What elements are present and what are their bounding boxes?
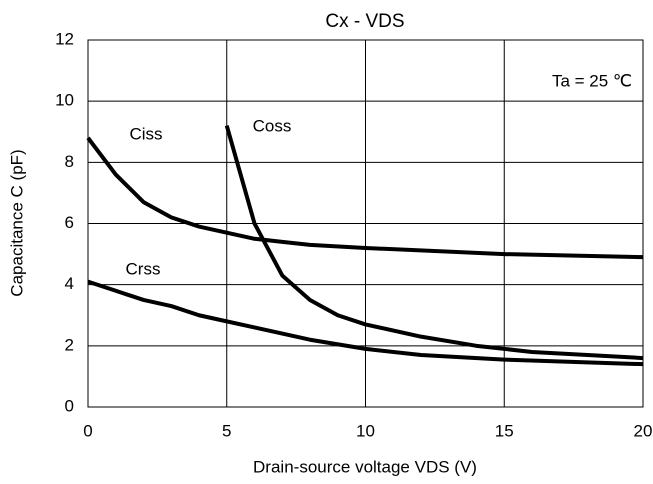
y-tick-label: 0	[65, 396, 74, 415]
series-line	[87, 279, 644, 367]
y-axis-label: Capacitance C (pF)	[7, 149, 26, 296]
series-line	[86, 136, 644, 260]
y-tick-label: 4	[65, 274, 74, 293]
series-label: Crss	[126, 259, 161, 278]
y-tick-label: 12	[55, 29, 74, 48]
x-tick-label: 0	[83, 421, 92, 440]
annotation: Ta = 25 ℃	[552, 71, 632, 90]
x-tick-label: 20	[634, 421, 653, 440]
series-label: Coss	[253, 116, 292, 135]
x-tick-label: 10	[356, 421, 375, 440]
y-tick-label: 6	[65, 213, 74, 232]
series-line	[224, 125, 644, 361]
chart-title: Cx - VDS	[325, 11, 404, 32]
x-axis-label: Drain-source voltage VDS (V)	[253, 457, 477, 476]
x-tick-label: 5	[222, 421, 231, 440]
y-tick-label: 8	[65, 152, 74, 171]
y-tick-label: 2	[65, 335, 74, 354]
series-label: Ciss	[129, 124, 162, 143]
x-tick-label: 15	[495, 421, 514, 440]
plot-frame	[87, 39, 644, 408]
y-tick-label: 10	[55, 91, 74, 110]
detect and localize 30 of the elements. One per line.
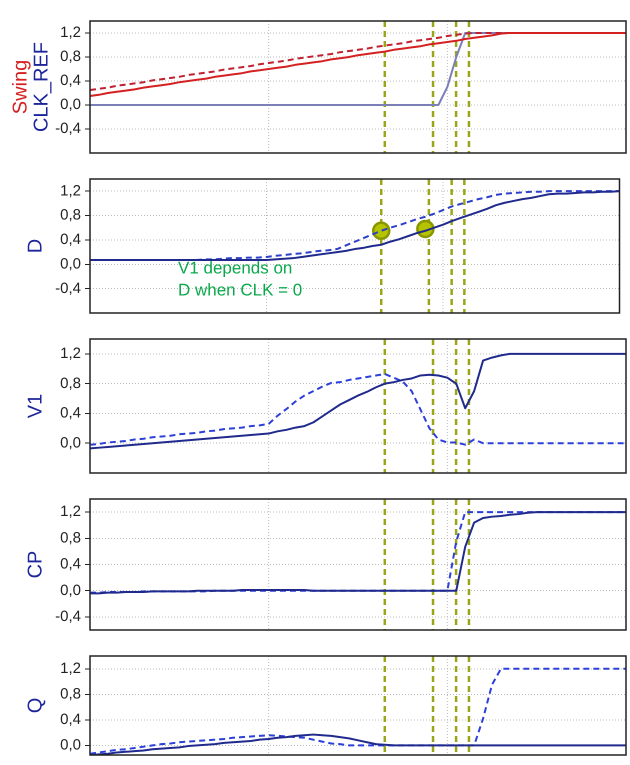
y-tick-label: 0,4: [60, 231, 81, 248]
y-axis-title: CP: [24, 550, 47, 578]
y-tick-label: 0,0: [60, 255, 81, 272]
y-tick-label: 1,2: [60, 503, 81, 520]
y-tick-label: 0,8: [60, 48, 81, 66]
y-tick-label: 0,8: [60, 206, 81, 224]
y-axis-title: V1: [24, 394, 47, 418]
y-tick-label: 0,0: [60, 736, 81, 754]
annotation: V1 depends on D when CLK = 0: [178, 258, 302, 300]
y-tick-label: -0,4: [55, 280, 81, 297]
y-axis-title: CLK_REF: [30, 42, 53, 132]
y-axis-title: Q: [24, 698, 47, 714]
y-axis-title: D: [24, 238, 47, 254]
y-tick-label: -0,4: [55, 120, 81, 138]
y-tick-label: 0,0: [60, 582, 81, 599]
y-tick-label: 0,8: [60, 374, 81, 392]
y-tick-label: 0,4: [60, 711, 81, 728]
y-tick-label: 1,2: [60, 182, 81, 200]
y-tick-label: 1,2: [60, 345, 81, 362]
y-tick-label: -0,4: [55, 608, 81, 626]
y2-axis-title: Swing: [10, 60, 32, 114]
y-tick-label: 1,2: [60, 660, 81, 677]
y-tick-label: 0,4: [60, 556, 81, 573]
y-tick-label: 0,0: [60, 96, 81, 114]
y-tick-label: 1,2: [60, 24, 81, 42]
y-tick-label: 0,8: [60, 685, 81, 702]
y-tick-label: 0,4: [60, 72, 81, 90]
y-tick-label: 0,8: [60, 529, 81, 546]
y-tick-label: 0,0: [60, 434, 81, 452]
y-tick-label: 0,4: [60, 404, 81, 422]
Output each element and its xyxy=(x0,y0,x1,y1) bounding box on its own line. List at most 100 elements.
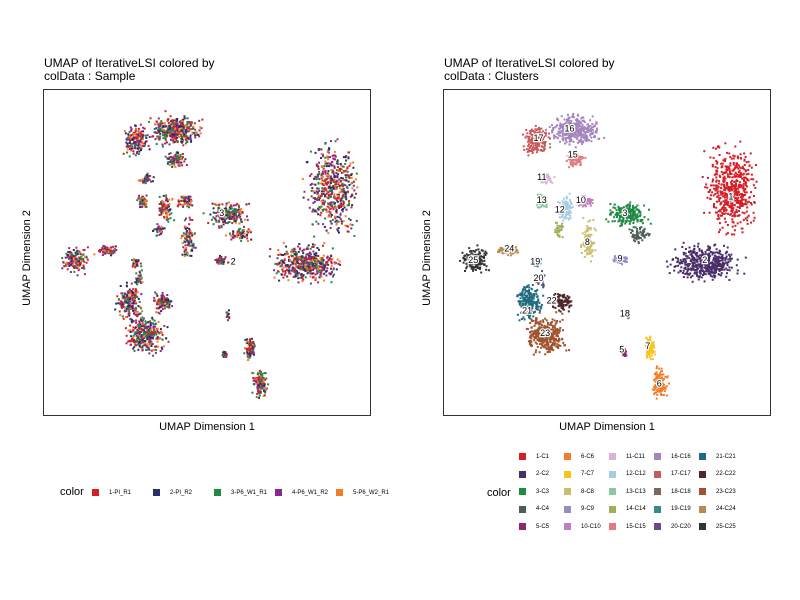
cell-point xyxy=(743,152,746,155)
cell-point xyxy=(260,370,262,373)
cell-point xyxy=(306,261,309,264)
cell-point xyxy=(152,327,155,330)
umap-plot-clusters: 16 17 15 1 11 10 13 12 3 8 24 25 19 9 2 20 22 21 23 18 7 5 6 xyxy=(443,89,771,416)
cell-point xyxy=(194,134,197,137)
cell-point xyxy=(146,326,148,329)
cell-point xyxy=(639,219,642,222)
cell-point xyxy=(132,347,135,350)
cell-point xyxy=(138,135,141,138)
cell-point xyxy=(177,200,180,203)
cell-point xyxy=(697,242,700,245)
cell-point xyxy=(722,206,725,209)
cell-point xyxy=(258,372,261,375)
cell-point xyxy=(139,273,142,276)
cell-point xyxy=(313,191,316,194)
cell-point xyxy=(693,250,696,253)
cell-point xyxy=(157,225,160,228)
cell-point xyxy=(336,200,339,203)
cell-point xyxy=(586,247,589,250)
cell-point xyxy=(726,197,729,200)
cell-point xyxy=(159,132,162,135)
cell-point xyxy=(186,235,188,238)
cell-point xyxy=(202,212,205,215)
cell-point xyxy=(321,179,324,182)
cell-point xyxy=(218,217,221,220)
cell-point xyxy=(338,204,341,207)
cell-point xyxy=(653,350,656,353)
cell-point xyxy=(659,390,661,392)
cell-point xyxy=(252,377,255,379)
cell-point xyxy=(708,252,711,255)
cell-point xyxy=(315,176,318,179)
cell-point xyxy=(611,211,614,214)
cell-point xyxy=(344,224,347,227)
cell-point xyxy=(346,170,349,173)
cell-point xyxy=(137,277,139,280)
cell-point xyxy=(219,216,222,219)
cell-point xyxy=(314,198,317,201)
cell-point xyxy=(322,254,325,257)
cell-point xyxy=(720,201,723,204)
cell-point xyxy=(717,214,720,216)
cell-point xyxy=(734,199,737,202)
cell-point xyxy=(746,206,749,209)
cell-point xyxy=(136,136,139,139)
cell-point xyxy=(706,186,709,189)
cell-point xyxy=(309,175,312,177)
cell-point xyxy=(719,197,722,199)
cell-point xyxy=(134,310,136,313)
cell-point xyxy=(309,253,312,256)
cell-point xyxy=(181,126,184,129)
cell-point xyxy=(703,266,706,269)
cell-point xyxy=(163,227,166,230)
cell-point xyxy=(102,244,105,247)
cell-point xyxy=(724,157,727,160)
cell-point xyxy=(638,210,640,213)
cell-point xyxy=(259,381,262,384)
cell-point xyxy=(727,253,730,256)
cell-point xyxy=(317,270,320,273)
cell-point xyxy=(310,195,313,198)
cell-point xyxy=(323,265,326,268)
cell-point xyxy=(73,270,76,273)
cell-point xyxy=(183,219,186,222)
cell-point xyxy=(335,199,338,202)
cell-point xyxy=(137,148,140,151)
cell-point xyxy=(745,173,748,176)
cell-point xyxy=(83,260,86,263)
cell-point xyxy=(317,213,320,216)
cell-point xyxy=(326,255,329,258)
cell-point xyxy=(593,227,596,230)
cell-point xyxy=(155,311,158,314)
cell-point xyxy=(725,182,728,185)
cell-point xyxy=(250,231,252,234)
cell-point xyxy=(134,147,137,150)
cell-point xyxy=(140,320,143,323)
cell-point xyxy=(148,330,151,333)
cell-point xyxy=(679,259,682,262)
cell-point xyxy=(233,208,236,211)
cell-point xyxy=(348,151,350,154)
cell-point xyxy=(136,291,139,294)
cell-point xyxy=(349,223,352,226)
cell-point xyxy=(740,200,743,203)
cell-point xyxy=(344,170,347,173)
cell-point xyxy=(350,176,353,179)
cell-point xyxy=(338,187,341,190)
cell-point xyxy=(302,196,305,199)
cell-point xyxy=(185,139,188,142)
cell-point xyxy=(639,211,642,214)
cell-point xyxy=(615,211,618,214)
cell-point xyxy=(182,234,185,237)
cell-point xyxy=(755,180,758,183)
cell-point xyxy=(141,133,144,136)
cell-point xyxy=(144,134,147,137)
cell-point xyxy=(118,299,120,302)
cell-point xyxy=(273,276,276,279)
cell-point xyxy=(214,212,217,214)
cell-point xyxy=(315,198,318,200)
cell-point xyxy=(645,337,648,340)
cell-point xyxy=(584,249,586,252)
cell-point xyxy=(197,133,200,136)
cell-point xyxy=(228,309,230,312)
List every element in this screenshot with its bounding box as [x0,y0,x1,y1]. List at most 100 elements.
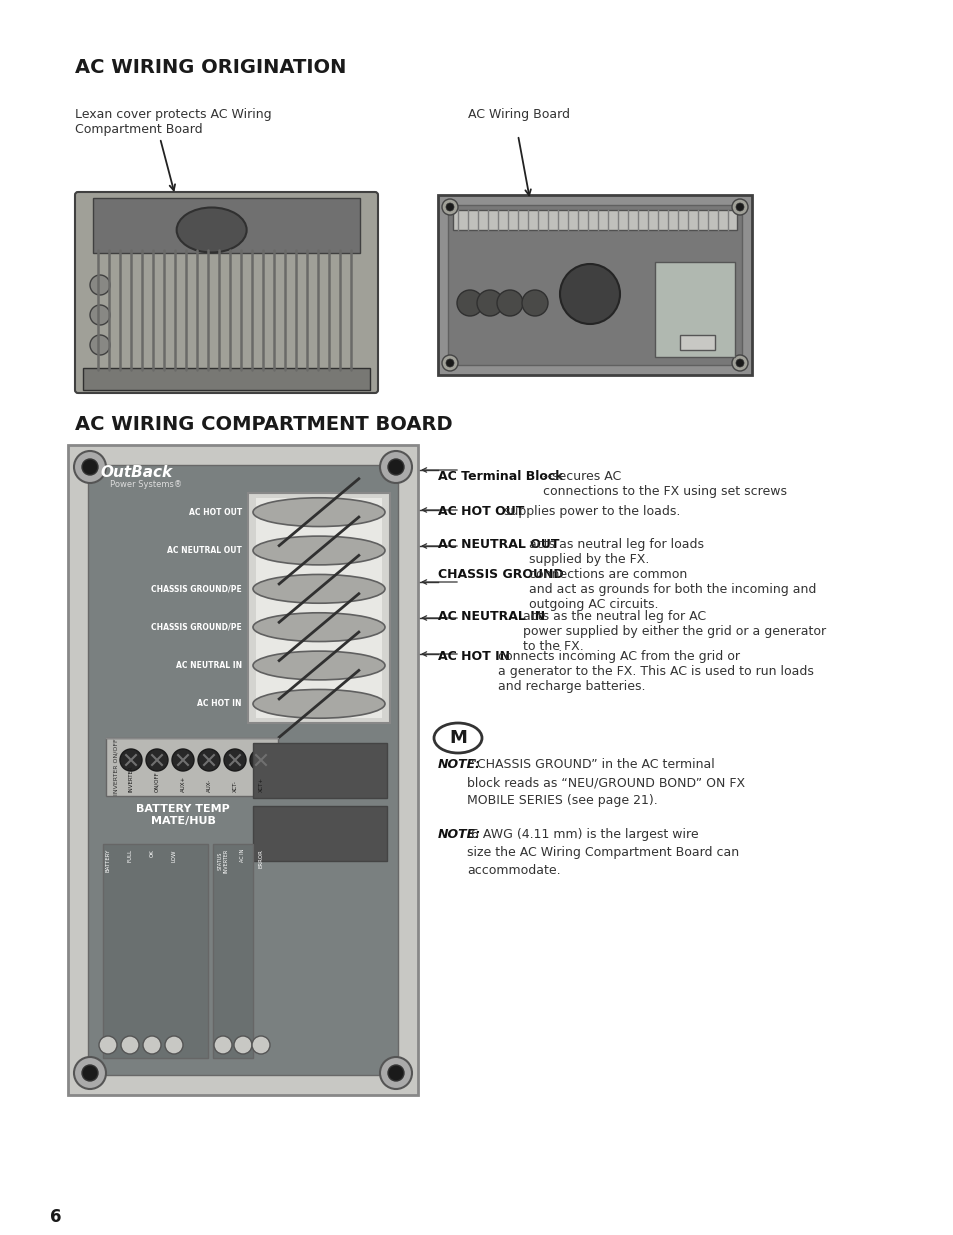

────────────────────

**The exercise:** Can you reproduce every line of the records above verbatim, omitting the pictures?

**Response below:**
What elements are present and what are their bounding boxes?
y-tick-label: 0	[65, 396, 74, 415]
series-line	[87, 279, 644, 367]
y-axis-label: Capacitance C (pF)	[7, 149, 26, 296]
series-line	[86, 136, 644, 260]
y-tick-label: 4	[65, 274, 74, 293]
series-label: Crss	[126, 259, 161, 278]
y-tick-label: 12	[55, 29, 74, 48]
x-tick-label: 0	[83, 421, 92, 440]
annotation: Ta = 25 ℃	[552, 71, 632, 90]
x-tick-label: 20	[634, 421, 653, 440]
series-label: Coss	[253, 116, 292, 135]
x-tick-label: 10	[356, 421, 375, 440]
y-tick-label: 6	[65, 213, 74, 232]
series-line	[224, 125, 644, 361]
chart-title: Cx - VDS	[325, 11, 404, 32]
x-axis-label: Drain-source voltage VDS (V)	[253, 457, 477, 476]
x-tick-label: 5	[222, 421, 231, 440]
y-tick-label: 8	[65, 152, 74, 171]
y-tick-label: 2	[65, 335, 74, 354]
series-label: Ciss	[129, 124, 162, 143]
x-tick-label: 15	[495, 421, 514, 440]
plot-frame	[87, 39, 644, 408]
y-tick-label: 10	[55, 91, 74, 110]
detect and localize 30 of the elements. One per line.
y-tick-label: 0,4: [60, 231, 81, 248]
y-axis-title: CP: [24, 550, 47, 578]
y-tick-label: 0,0: [60, 255, 81, 272]
y-tick-label: 1,2: [60, 503, 81, 520]
y-tick-label: 0,8: [60, 48, 81, 66]
y-tick-label: 0,8: [60, 206, 81, 224]
y-axis-title: V1: [24, 394, 47, 418]
y-tick-label: 0,0: [60, 736, 81, 754]
annotation: V1 depends on D when CLK = 0: [178, 258, 302, 300]
y-tick-label: -0,4: [55, 280, 81, 297]
y-axis-title: CLK_REF: [30, 42, 53, 132]
y-axis-title: Q: [24, 698, 47, 714]
y-axis-title: D: [24, 238, 47, 254]
y-tick-label: -0,4: [55, 120, 81, 138]
y-tick-label: 0,0: [60, 582, 81, 599]
y-tick-label: 0,8: [60, 374, 81, 392]
y-tick-label: 0,4: [60, 711, 81, 728]
y-tick-label: 1,2: [60, 182, 81, 200]
y-tick-label: 1,2: [60, 345, 81, 362]
y-tick-label: -0,4: [55, 608, 81, 626]
y2-axis-title: Swing: [10, 60, 32, 114]
y-tick-label: 1,2: [60, 660, 81, 677]
y-tick-label: 0,4: [60, 556, 81, 573]
y-tick-label: 0,0: [60, 96, 81, 114]
y-tick-label: 1,2: [60, 24, 81, 42]
y-tick-label: 0,8: [60, 685, 81, 702]
y-tick-label: 0,4: [60, 72, 81, 90]
y-tick-label: 0,8: [60, 529, 81, 546]
y-tick-label: 0,0: [60, 434, 81, 452]
y-tick-label: 0,4: [60, 404, 81, 422]
Output each element and its xyxy=(x0,y0,x1,y1) bounding box on its own line. List at most 100 elements.
cell-point xyxy=(743,152,746,155)
cell-point xyxy=(260,370,262,373)
cell-point xyxy=(306,261,309,264)
cell-point xyxy=(152,327,155,330)
umap-plot-clusters: 16 17 15 1 11 10 13 12 3 8 24 25 19 9 2 20 22 21 23 18 7 5 6 xyxy=(443,89,771,416)
cell-point xyxy=(194,134,197,137)
cell-point xyxy=(146,326,148,329)
cell-point xyxy=(639,219,642,222)
cell-point xyxy=(132,347,135,350)
cell-point xyxy=(138,135,141,138)
cell-point xyxy=(177,200,180,203)
cell-point xyxy=(697,242,700,245)
cell-point xyxy=(722,206,725,209)
cell-point xyxy=(258,372,261,375)
cell-point xyxy=(139,273,142,276)
cell-point xyxy=(313,191,316,194)
cell-point xyxy=(693,250,696,253)
cell-point xyxy=(157,225,160,228)
cell-point xyxy=(336,200,339,203)
cell-point xyxy=(586,247,589,250)
cell-point xyxy=(726,197,729,200)
cell-point xyxy=(159,132,162,135)
cell-point xyxy=(186,235,188,238)
cell-point xyxy=(202,212,205,215)
cell-point xyxy=(321,179,324,182)
cell-point xyxy=(218,217,221,220)
cell-point xyxy=(338,204,341,207)
cell-point xyxy=(653,350,656,353)
cell-point xyxy=(659,390,661,392)
cell-point xyxy=(252,377,255,379)
cell-point xyxy=(708,252,711,255)
cell-point xyxy=(315,176,318,179)
cell-point xyxy=(611,211,614,214)
cell-point xyxy=(344,224,347,227)
cell-point xyxy=(346,170,349,173)
cell-point xyxy=(137,277,139,280)
cell-point xyxy=(219,216,222,219)
cell-point xyxy=(314,198,317,201)
cell-point xyxy=(322,254,325,257)
cell-point xyxy=(720,201,723,204)
cell-point xyxy=(717,214,720,216)
cell-point xyxy=(734,199,737,202)
cell-point xyxy=(746,206,749,209)
cell-point xyxy=(136,136,139,139)
cell-point xyxy=(706,186,709,189)
cell-point xyxy=(309,175,312,177)
cell-point xyxy=(719,197,722,199)
cell-point xyxy=(134,310,136,313)
cell-point xyxy=(309,253,312,256)
cell-point xyxy=(181,126,184,129)
cell-point xyxy=(703,266,706,269)
cell-point xyxy=(163,227,166,230)
cell-point xyxy=(102,244,105,247)
cell-point xyxy=(724,157,727,160)
cell-point xyxy=(638,210,640,213)
cell-point xyxy=(259,381,262,384)
cell-point xyxy=(727,253,730,256)
cell-point xyxy=(317,270,320,273)
cell-point xyxy=(310,195,313,198)
cell-point xyxy=(323,265,326,268)
cell-point xyxy=(73,270,76,273)
cell-point xyxy=(183,219,186,222)
cell-point xyxy=(335,199,338,202)
cell-point xyxy=(137,148,140,151)
cell-point xyxy=(745,173,748,176)
cell-point xyxy=(83,260,86,263)
cell-point xyxy=(317,213,320,216)
cell-point xyxy=(326,255,329,258)
cell-point xyxy=(593,227,596,230)
cell-point xyxy=(155,311,158,314)
cell-point xyxy=(725,182,728,185)
cell-point xyxy=(250,231,252,234)
cell-point xyxy=(134,147,137,150)
cell-point xyxy=(140,320,143,323)
cell-point xyxy=(148,330,151,333)
cell-point xyxy=(679,259,682,262)
cell-point xyxy=(233,208,236,211)
cell-point xyxy=(348,151,350,154)
cell-point xyxy=(136,291,139,294)
cell-point xyxy=(349,223,352,226)
cell-point xyxy=(740,200,743,203)
cell-point xyxy=(344,170,347,173)
cell-point xyxy=(350,176,353,179)
cell-point xyxy=(338,187,341,190)
cell-point xyxy=(302,196,305,199)
cell-point xyxy=(185,139,188,142)
cell-point xyxy=(639,211,642,214)
cell-point xyxy=(615,211,618,214)
cell-point xyxy=(182,234,185,237)
cell-point xyxy=(755,180,758,183)
cell-point xyxy=(141,133,144,136)
cell-point xyxy=(144,134,147,137)
cell-point xyxy=(118,299,120,302)
cell-point xyxy=(273,276,276,279)
cell-point xyxy=(214,212,217,214)
cell-point xyxy=(315,198,318,200)
cell-point xyxy=(645,337,648,340)
cell-point xyxy=(584,249,586,252)
cell-point xyxy=(197,133,200,136)
cell-point xyxy=(228,309,230,312)
List every element in this screenshot with its bounding box as [x0,y0,x1,y1]. List at most 100 elements.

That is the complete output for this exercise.